══ EXTRACTED MATERIAL ══

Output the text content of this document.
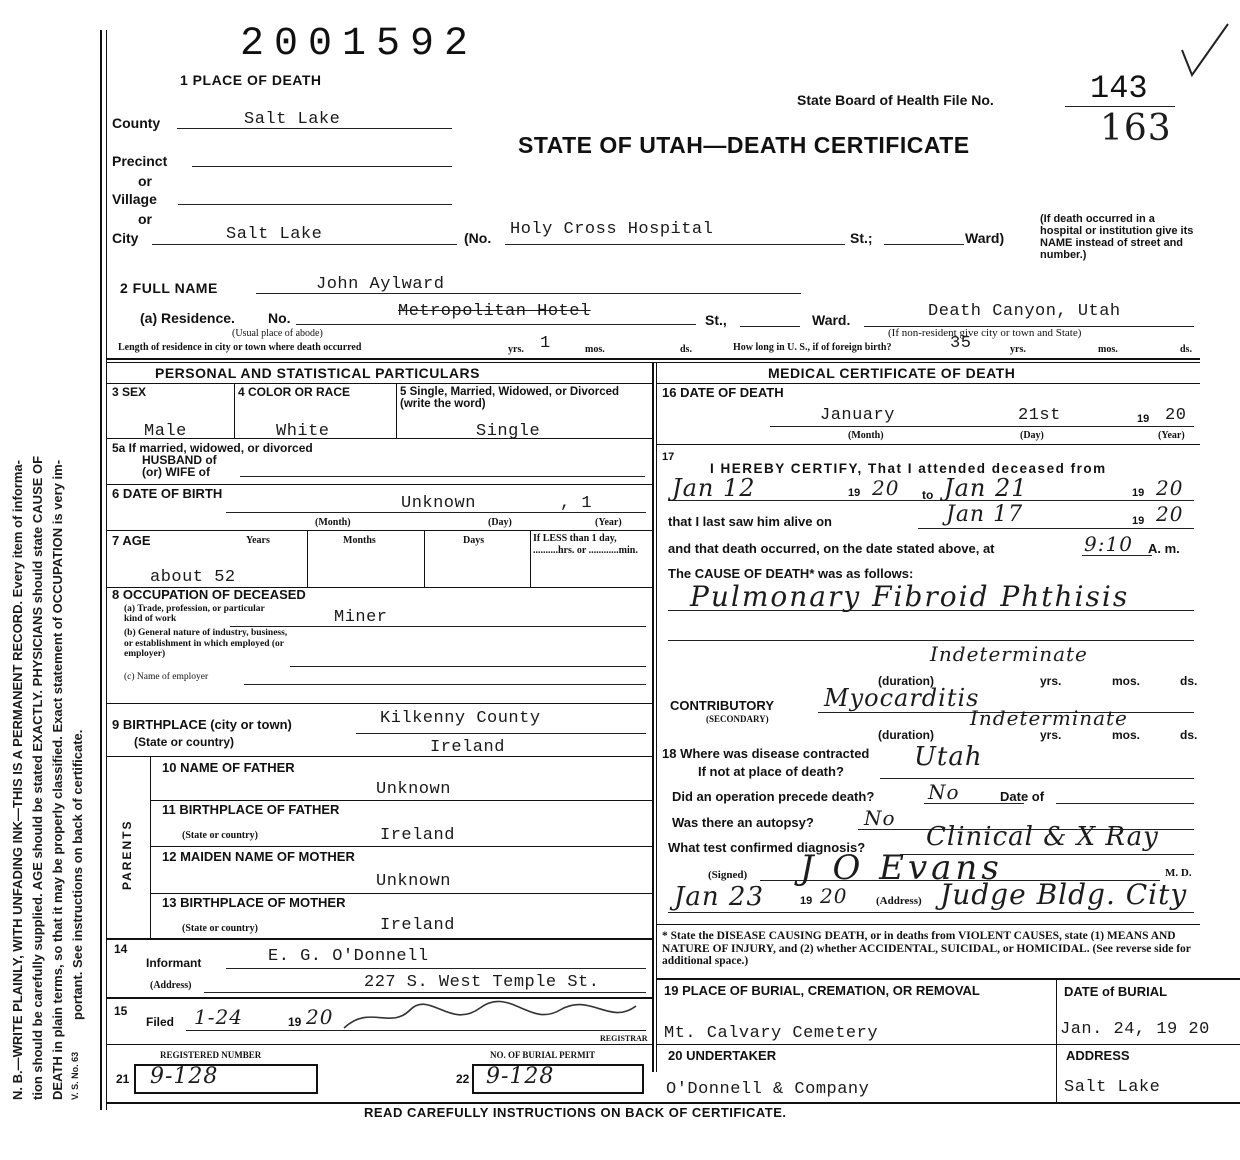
N. B.—WRITE PLAINLY, WITH UNFADING INK—THIS IS A PERMANENT RECORD. Every item of informa- tion should be carefully supplied. AGE should be stated EXACTLY. PHYSICIANS should state CAUSE OF DEATH in plain terms, so that it may be properly classified. Exact statement of OCCUPATION is very im- portant. See instructions on back of certificate.
V. S. No. 63
2001592
1 PLACE OF DEATH
State Board of Health File No.	143
163
STATE OF UTAH—DEATH CERTIFICATE
County	Salt Lake
Precinct
or
Village
or
City	Salt Lake	(No. Holy Cross Hospital	St.;	Ward)
(If death occurred in a hospital or institution give its NAME instead of street and number.)
2 FULL NAME	John Aylward
(a) Residence. No.	Metropolitan Hotel	St.,	Ward.	Death Canyon, Utah
(Usual place of abode)	(If non-resident give city or town and State)
Length of residence in city or town where death occurred	yrs. 1	mos.	ds.	How long in U. S., if of foreign birth?	35	yrs.	mos.	ds.
PERSONAL AND STATISTICAL PARTICULARS
3 SEX	4 COLOR OR RACE	5 Single, Married, Widowed, or Divorced (write the word)
Male	White	Single
5a If married, widowed, or divorced
HUSBAND of
(or) WIFE of
6 DATE OF BIRTH
Unknown	, 1
(Month)	(Day)	(Year)
7 AGE	Years	Months	Days	If LESS than 1 day, ..........hrs. or ............min.
about 52
8 OCCUPATION OF DECEASED
(a) Trade, profession, or particular kind of work	Miner
(b) General nature of industry, business, or establishment in which employed (or employer)
(c) Name of employer
9 BIRTHPLACE (city or town)	Kilkenny County
(State or country)	Ireland
PARENTS
10 NAME OF FATHER
Unknown
11 BIRTHPLACE OF FATHER
(State or country)	Ireland
12 MAIDEN NAME OF MOTHER
Unknown
13 BIRTHPLACE OF MOTHER
(State or country)	Ireland
14
Informant	E. G. O'Donnell
(Address)	227 S. West Temple St.
15
Filed 1-24	19 20
REGISTRAR
REGISTERED NUMBER
21 9-128
NO. OF BURIAL PERMIT
22 9-128
MEDICAL CERTIFICATE OF DEATH
16 DATE OF DEATH
January	21st	19 20
(Month)	(Day)	(Year)
17
I HEREBY CERTIFY, That I attended deceased from
Jan 12	19 20 to Jan 21	19 20
that I last saw him alive on	Jan 17	19 20
and that death occurred, on the date stated above, at	9:10 A. m.
The CAUSE OF DEATH* was as follows:
Pulmonary Fibroid Phthisis
Indeterminate
(duration)	yrs.	mos.	ds.
CONTRIBUTORY
(SECONDARY)
Myocarditis
Indeterminate
(duration)	yrs.	mos.	ds.
18 Where was disease contracted
If not at place of death?	Utah
Did an operation precede death?	No	Date of
Was there an autopsy?	No
What test confirmed diagnosis? Clinical & X Ray
(Signed) J O Evans	M. D.
Jan 23	19 20	(Address) Judge Bldg. City
* State the DISEASE CAUSING DEATH, or in deaths from VIOLENT CAUSES, state (1) MEANS AND NATURE OF INJURY, and (2) whether ACCIDENTAL, SUICIDAL, or HOMICIDAL. (See reverse side for additional space.)
19 PLACE OF BURIAL, CREMATION, OR REMOVAL
Mt. Calvary Cemetery
DATE of BURIAL
Jan. 24, 19 20
20 UNDERTAKER
O'Donnell & Company
ADDRESS
Salt Lake
READ CAREFULLY INSTRUCTIONS ON BACK OF CERTIFICATE.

═══

> **TASK INSTRUCTIONS**:
Omit every picture, and otherwise quote the entries exactly.

> **RIGHT ANSWER**:
Output the text content of this document.
N. B.—WRITE PLAINLY, WITH UNFADING INK—THIS IS A PERMANENT RECORD. Every item of informa- tion should be carefully supplied. AGE should be stated EXACTLY. PHYSICIANS should state CAUSE OF DEATH in plain terms, so that it may be properly classified. Exact statement of OCCUPATION is very im- portant. See instructions on back of certificate.
V. S. No. 63
2001592
1 PLACE OF DEATH
State Board of Health File No.	143
163
STATE OF UTAH—DEATH CERTIFICATE
County	Salt Lake
Precinct
or
Village
or
City	Salt Lake	(No. Holy Cross Hospital	St.;	Ward)
(If death occurred in a hospital or institution give its NAME instead of street and number.)
2 FULL NAME	John Aylward
(a) Residence. No.	Metropolitan Hotel	St.,	Ward.	Death Canyon, Utah
(Usual place of abode)	(If non-resident give city or town and State)
Length of residence in city or town where death occurred	yrs. 1	mos.	ds.	How long in U. S., if of foreign birth?	35	yrs.	mos.	ds.
PERSONAL AND STATISTICAL PARTICULARS
3 SEX	4 COLOR OR RACE	5 Single, Married, Widowed, or Divorced (write the word)
Male	White	Single
5a If married, widowed, or divorced
HUSBAND of
(or) WIFE of
6 DATE OF BIRTH
Unknown	, 1
(Month)	(Day)	(Year)
7 AGE	Years	Months	Days	If LESS than 1 day, ..........hrs. or ............min.
about 52
8 OCCUPATION OF DECEASED
(a) Trade, profession, or particular kind of work	Miner
(b) General nature of industry, business, or establishment in which employed (or employer)
(c) Name of employer
9 BIRTHPLACE (city or town)	Kilkenny County
(State or country)	Ireland
PARENTS
10 NAME OF FATHER
Unknown
11 BIRTHPLACE OF FATHER
(State or country)	Ireland
12 MAIDEN NAME OF MOTHER
Unknown
13 BIRTHPLACE OF MOTHER
(State or country)	Ireland
14
Informant	E. G. O'Donnell
(Address)	227 S. West Temple St.
15
Filed 1-24	19 20
REGISTRAR
REGISTERED NUMBER
21 9-128
NO. OF BURIAL PERMIT
22 9-128
MEDICAL CERTIFICATE OF DEATH
16 DATE OF DEATH
January	21st	19 20
(Month)	(Day)	(Year)
17
I HEREBY CERTIFY, That I attended deceased from
Jan 12	19 20 to Jan 21	19 20
that I last saw him alive on	Jan 17	19 20
and that death occurred, on the date stated above, at	9:10 A. m.
The CAUSE OF DEATH* was as follows:
Pulmonary Fibroid Phthisis
Indeterminate
(duration)	yrs.	mos.	ds.
CONTRIBUTORY
(SECONDARY)
Myocarditis
Indeterminate
(duration)	yrs.	mos.	ds.
18 Where was disease contracted
If not at place of death?	Utah
Did an operation precede death?	No	Date of
Was there an autopsy?	No
What test confirmed diagnosis? Clinical & X Ray
(Signed) J O Evans	M. D.
Jan 23	19 20	(Address) Judge Bldg. City
* State the DISEASE CAUSING DEATH, or in deaths from VIOLENT CAUSES, state (1) MEANS AND NATURE OF INJURY, and (2) whether ACCIDENTAL, SUICIDAL, or HOMICIDAL. (See reverse side for additional space.)
19 PLACE OF BURIAL, CREMATION, OR REMOVAL
Mt. Calvary Cemetery
DATE of BURIAL
Jan. 24, 19 20
20 UNDERTAKER
O'Donnell & Company
ADDRESS
Salt Lake
READ CAREFULLY INSTRUCTIONS ON BACK OF CERTIFICATE.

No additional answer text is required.